Evaluation¶
In model validation and testing, it is often necessary to make a quantitative evaluation of model accuracy. We can achieve this by specifying the metrics in the configuration file.
Evaluation in model training or testing¶
Using a single evaluation metric¶
When training or testing a model based on MMEngine, users only need to specify the evaluation metrics for the validation and testing stages through the val_evaluator
and test_evaluator
fields in the configuration file. For example, when using MMPretrain to train a classification model, if the user wants to evaluate the top-1 and top-5 classification accuracy during the model validation stage, they can configure it as follows:
# using classification accuracy evaluation metric
val_evaluator = dict(type='Accuracy', top_k=(1, 5))
For specific parameter settings of evaluation metrics, users can refer to the documentation of the relevant algorithm libraries, such as the Accuracy documentation in the above example.
Using multiple evaluation metrics¶
If multiple evaluation metrics need to be evaluated simultaneously, val_evaluator
or test_evaluator
can be set as a list, with each item being the configuration information for an evaluation metric. For example, when using MMDetection to train a panoptic segmentation model, if the user wants to evaluate both the object detection (COCO AP/AR) and panoptic segmentation accuracy during the model testing stage, they can configure it as follows:
test_evaluator = [
# object detection metric
dict(
type='CocoMetric',
metric=['bbox', 'segm'],
ann_file='annotations/instances_val2017.json',
),
# panoramic segmentation metric
dict(
type='CocoPanopticMetric',
ann_file='annotations/panoptic_val2017.json',
seg_prefix='annotations/panoptic_val2017',
)
]
Customizing evaluation metrics¶
If the common evaluation metrics provided in the algorithm library cannot meet the needs, users can also add custom evaluation metrics. As an example, we present the implementation of custom metrics with the simplified classification accuracy:
When defining a new evaluation metric class, you need to inherit the base class BaseMetric (for an introduction to this base class, you can refer to the design document). In addition, the evaluation metric class needs to be registered with the registrar
METRICS
(for a description of the registrar, please refer to the Registry documentation).Implement the
process()
method. This method has two input parameters, which are a batch of test data samples,data_batch
, and model prediction results,data_samples
. We extract the sample category labels and the classification prediction results from them and store them inself.results
respectively.Implement the
compute_metrics()
method. This method has one input parameterresults
, which holds the results of all batches of test data processed by theprocess()
method. The sample category labels and classification predictions are extracted from the results to calculate the classification accuracy (acc
). Finally, the calculated evaluation metrics are returned in the form of a dictionary.(Optional) You can assign a value to the class attribute
default_prefix
. This attribute is automatically prefixed to the output metric name (e.g.defaut_prefix='my_metric'
, then the actual output metric name is'my_metric/acc'
) to further distinguish the different metrics. This prefix can also be rewritten in the configuration file via theprefix
parameter. We recommend describing thedefault_prefix
value for the metric class and the names of all returned metrics in the docstring.

▶ **Requirement A**:
Rewrite the listing from the line with "Patent image size: (1020, 1192)." up to and including the line with "The reactor 106 is at (160, 212).", changing "cross-section" to "section" and keeping everything else the same.
The text above and the listing that follows come from unrelated sources.

▶ **Provided records**:
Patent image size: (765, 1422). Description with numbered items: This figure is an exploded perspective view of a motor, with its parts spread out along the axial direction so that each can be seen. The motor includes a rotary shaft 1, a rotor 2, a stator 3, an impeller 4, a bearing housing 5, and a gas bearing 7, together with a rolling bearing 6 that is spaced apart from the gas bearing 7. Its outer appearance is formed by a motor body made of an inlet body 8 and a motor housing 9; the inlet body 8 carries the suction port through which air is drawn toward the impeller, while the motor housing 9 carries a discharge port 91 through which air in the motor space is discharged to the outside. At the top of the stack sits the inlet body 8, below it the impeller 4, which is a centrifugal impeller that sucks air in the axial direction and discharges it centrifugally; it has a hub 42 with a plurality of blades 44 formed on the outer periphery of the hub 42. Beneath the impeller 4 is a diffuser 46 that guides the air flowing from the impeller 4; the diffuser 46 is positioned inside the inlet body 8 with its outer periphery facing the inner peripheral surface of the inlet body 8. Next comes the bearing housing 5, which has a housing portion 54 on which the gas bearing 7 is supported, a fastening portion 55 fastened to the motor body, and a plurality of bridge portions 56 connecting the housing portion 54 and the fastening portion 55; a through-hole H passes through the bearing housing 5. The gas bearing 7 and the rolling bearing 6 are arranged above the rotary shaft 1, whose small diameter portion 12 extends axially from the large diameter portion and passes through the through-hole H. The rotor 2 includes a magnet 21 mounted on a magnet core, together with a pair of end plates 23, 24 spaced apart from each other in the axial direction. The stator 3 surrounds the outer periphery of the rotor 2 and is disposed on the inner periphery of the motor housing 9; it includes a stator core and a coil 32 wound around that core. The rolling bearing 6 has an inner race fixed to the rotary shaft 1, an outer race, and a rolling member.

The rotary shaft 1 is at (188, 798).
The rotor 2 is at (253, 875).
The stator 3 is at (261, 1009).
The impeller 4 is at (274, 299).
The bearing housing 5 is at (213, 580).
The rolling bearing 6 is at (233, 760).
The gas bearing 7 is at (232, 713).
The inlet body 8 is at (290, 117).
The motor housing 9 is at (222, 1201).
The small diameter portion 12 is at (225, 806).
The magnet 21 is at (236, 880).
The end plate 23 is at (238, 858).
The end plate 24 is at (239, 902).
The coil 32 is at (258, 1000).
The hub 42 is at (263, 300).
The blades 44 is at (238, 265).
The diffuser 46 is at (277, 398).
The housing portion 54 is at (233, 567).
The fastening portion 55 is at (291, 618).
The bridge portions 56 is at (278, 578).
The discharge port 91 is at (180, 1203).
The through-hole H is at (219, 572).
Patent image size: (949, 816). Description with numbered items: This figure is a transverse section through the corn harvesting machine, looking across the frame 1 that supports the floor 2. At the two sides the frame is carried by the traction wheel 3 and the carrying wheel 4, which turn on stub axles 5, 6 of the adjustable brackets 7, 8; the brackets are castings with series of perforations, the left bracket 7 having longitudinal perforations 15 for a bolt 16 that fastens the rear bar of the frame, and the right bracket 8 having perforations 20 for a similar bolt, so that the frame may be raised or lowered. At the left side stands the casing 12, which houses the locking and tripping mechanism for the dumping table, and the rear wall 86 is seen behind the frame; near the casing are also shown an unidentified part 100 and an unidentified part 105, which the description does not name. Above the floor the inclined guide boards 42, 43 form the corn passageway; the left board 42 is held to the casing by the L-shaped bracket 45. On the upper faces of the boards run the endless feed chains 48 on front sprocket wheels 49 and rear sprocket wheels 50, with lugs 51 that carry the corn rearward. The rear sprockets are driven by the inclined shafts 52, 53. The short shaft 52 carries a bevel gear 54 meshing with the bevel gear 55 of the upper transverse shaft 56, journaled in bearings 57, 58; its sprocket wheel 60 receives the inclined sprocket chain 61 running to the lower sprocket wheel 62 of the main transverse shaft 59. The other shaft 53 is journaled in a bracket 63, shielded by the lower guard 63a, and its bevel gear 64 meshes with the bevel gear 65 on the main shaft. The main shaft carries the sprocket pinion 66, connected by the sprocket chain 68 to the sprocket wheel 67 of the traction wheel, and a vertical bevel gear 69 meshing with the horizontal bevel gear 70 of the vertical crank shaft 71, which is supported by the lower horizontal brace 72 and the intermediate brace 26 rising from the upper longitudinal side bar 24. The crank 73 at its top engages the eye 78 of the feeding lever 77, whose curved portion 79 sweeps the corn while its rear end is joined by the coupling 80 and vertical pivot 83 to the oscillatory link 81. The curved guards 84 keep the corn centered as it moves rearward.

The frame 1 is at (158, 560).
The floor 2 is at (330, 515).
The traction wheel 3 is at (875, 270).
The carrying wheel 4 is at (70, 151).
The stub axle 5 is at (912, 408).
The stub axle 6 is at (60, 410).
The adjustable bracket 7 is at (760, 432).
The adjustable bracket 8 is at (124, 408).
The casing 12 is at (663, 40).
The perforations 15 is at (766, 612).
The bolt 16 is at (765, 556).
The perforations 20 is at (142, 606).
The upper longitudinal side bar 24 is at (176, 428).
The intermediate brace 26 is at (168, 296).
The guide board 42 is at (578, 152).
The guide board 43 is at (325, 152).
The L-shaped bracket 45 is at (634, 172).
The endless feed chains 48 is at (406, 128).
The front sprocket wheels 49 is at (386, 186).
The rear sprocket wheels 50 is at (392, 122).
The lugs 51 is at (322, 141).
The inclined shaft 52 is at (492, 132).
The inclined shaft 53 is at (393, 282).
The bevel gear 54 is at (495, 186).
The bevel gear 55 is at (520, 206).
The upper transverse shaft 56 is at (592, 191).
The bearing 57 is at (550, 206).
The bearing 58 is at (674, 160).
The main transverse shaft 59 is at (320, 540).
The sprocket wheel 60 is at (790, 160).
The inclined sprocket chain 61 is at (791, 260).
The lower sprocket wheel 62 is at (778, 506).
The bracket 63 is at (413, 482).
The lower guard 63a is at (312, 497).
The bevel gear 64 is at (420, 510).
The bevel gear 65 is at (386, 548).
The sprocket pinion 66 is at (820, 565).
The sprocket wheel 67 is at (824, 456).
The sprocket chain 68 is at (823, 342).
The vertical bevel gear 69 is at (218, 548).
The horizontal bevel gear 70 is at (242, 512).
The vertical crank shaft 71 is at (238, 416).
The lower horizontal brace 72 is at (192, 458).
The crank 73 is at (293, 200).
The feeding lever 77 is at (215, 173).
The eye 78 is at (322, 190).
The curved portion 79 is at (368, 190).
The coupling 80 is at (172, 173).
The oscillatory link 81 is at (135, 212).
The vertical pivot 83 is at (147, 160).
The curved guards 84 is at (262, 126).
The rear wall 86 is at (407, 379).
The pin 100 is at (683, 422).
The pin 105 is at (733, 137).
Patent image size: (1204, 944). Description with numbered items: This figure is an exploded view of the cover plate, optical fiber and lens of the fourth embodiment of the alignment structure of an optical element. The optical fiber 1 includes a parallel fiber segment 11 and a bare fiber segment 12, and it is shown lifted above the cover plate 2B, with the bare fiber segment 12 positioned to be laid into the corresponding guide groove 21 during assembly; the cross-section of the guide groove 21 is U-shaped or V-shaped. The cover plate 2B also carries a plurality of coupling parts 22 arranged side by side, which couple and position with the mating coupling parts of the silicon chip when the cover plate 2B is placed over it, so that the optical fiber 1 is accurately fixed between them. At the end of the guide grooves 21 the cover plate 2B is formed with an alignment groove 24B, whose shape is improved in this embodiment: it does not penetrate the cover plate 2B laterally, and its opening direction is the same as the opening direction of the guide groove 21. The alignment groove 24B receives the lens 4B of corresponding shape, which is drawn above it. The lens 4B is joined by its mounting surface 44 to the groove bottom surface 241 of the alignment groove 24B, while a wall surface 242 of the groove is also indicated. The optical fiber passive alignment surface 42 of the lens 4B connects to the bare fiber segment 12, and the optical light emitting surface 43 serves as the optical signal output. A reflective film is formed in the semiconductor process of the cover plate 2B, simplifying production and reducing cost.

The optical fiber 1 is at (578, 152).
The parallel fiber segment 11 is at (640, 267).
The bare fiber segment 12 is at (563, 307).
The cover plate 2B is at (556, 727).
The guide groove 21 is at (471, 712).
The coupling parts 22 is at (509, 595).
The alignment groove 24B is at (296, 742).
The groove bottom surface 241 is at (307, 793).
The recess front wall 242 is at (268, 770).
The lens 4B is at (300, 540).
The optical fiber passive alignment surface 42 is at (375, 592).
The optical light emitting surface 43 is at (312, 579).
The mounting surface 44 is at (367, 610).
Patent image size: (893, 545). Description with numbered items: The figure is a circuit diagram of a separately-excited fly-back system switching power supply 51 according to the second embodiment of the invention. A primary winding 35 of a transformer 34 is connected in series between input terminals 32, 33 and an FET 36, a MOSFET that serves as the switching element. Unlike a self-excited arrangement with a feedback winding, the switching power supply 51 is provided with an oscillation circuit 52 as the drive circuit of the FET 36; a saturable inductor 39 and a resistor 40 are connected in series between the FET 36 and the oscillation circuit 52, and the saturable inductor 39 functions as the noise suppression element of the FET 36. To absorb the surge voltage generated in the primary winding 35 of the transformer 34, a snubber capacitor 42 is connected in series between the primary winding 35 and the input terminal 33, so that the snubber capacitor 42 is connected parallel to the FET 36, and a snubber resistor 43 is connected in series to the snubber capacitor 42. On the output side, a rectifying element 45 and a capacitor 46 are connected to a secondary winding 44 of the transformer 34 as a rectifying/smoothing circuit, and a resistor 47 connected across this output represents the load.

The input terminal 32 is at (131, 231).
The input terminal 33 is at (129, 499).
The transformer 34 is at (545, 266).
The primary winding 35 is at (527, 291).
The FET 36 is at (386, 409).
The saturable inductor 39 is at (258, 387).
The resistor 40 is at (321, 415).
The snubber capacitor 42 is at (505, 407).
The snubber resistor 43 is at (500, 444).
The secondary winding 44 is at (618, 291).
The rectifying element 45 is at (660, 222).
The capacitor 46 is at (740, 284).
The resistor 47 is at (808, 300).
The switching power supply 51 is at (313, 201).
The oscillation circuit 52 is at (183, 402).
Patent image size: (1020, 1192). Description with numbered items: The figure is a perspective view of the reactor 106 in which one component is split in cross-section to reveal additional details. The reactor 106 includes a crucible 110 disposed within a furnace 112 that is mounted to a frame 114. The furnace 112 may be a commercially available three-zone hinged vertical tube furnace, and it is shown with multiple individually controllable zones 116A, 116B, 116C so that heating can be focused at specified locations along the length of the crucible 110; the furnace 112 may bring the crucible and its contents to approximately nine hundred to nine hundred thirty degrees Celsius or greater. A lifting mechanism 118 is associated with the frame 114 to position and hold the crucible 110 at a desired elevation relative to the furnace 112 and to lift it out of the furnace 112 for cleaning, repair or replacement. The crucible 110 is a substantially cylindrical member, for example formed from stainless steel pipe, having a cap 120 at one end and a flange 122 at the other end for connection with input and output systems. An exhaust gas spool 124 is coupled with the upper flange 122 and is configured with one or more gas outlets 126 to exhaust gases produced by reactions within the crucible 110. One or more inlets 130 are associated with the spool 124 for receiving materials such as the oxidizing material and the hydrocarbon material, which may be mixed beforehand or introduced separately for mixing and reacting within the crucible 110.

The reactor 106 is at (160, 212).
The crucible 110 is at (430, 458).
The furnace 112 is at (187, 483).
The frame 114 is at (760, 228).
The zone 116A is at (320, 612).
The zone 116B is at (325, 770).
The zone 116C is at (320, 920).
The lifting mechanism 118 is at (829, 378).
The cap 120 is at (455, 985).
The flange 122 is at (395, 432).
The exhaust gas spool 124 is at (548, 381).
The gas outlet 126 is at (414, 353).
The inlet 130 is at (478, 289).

▶ **Requirement B**:
Answer these questions about the evaluation text:
(i) In the MMPretrain example, what type is set for val_evaluator?
(ii) Which base class must a new evaluation metric class inherit?
(iii) Which annotation file is given for the CocoMetric entry?

▶ **Response A**:
Patent image size: (1020, 1192). Description with numbered items: The figure is a perspective view of the reactor 106 in which one component is split in section to reveal additional details. The reactor 106 includes a crucible 110 disposed within a furnace 112 that is mounted to a frame 114. The furnace 112 may be a commercially available three-zone hinged vertical tube furnace, and it is shown with multiple individually controllable zones 116A, 116B, 116C so that heating can be focused at specified locations along the length of the crucible 110; the furnace 112 may bring the crucible and its contents to approximately nine hundred to nine hundred thirty degrees Celsius or greater. A lifting mechanism 118 is associated with the frame 114 to position and hold the crucible 110 at a desired elevation relative to the furnace 112 and to lift it out of the furnace 112 for cleaning, repair or replacement. The crucible 110 is a substantially cylindrical member, for example formed from stainless steel pipe, having a cap 120 at one end and a flange 122 at the other end for connection with input and output systems. An exhaust gas spool 124 is coupled with the upper flange 122 and is configured with one or more gas outlets 126 to exhaust gases produced by reactions within the crucible 110. One or more inlets 130 are associated with the spool 124 for receiving materials such as the oxidizing material and the hydrocarbon material, which may be mixed beforehand or introduced separately for mixing and reacting within the crucible 110.

The reactor 106 is at (160, 212).

▶ **Response B**:
(i) 'Accuracy', with top_k=(1, 5)
(ii) BaseMetric
(iii) 'annotations/instances_val2017.json'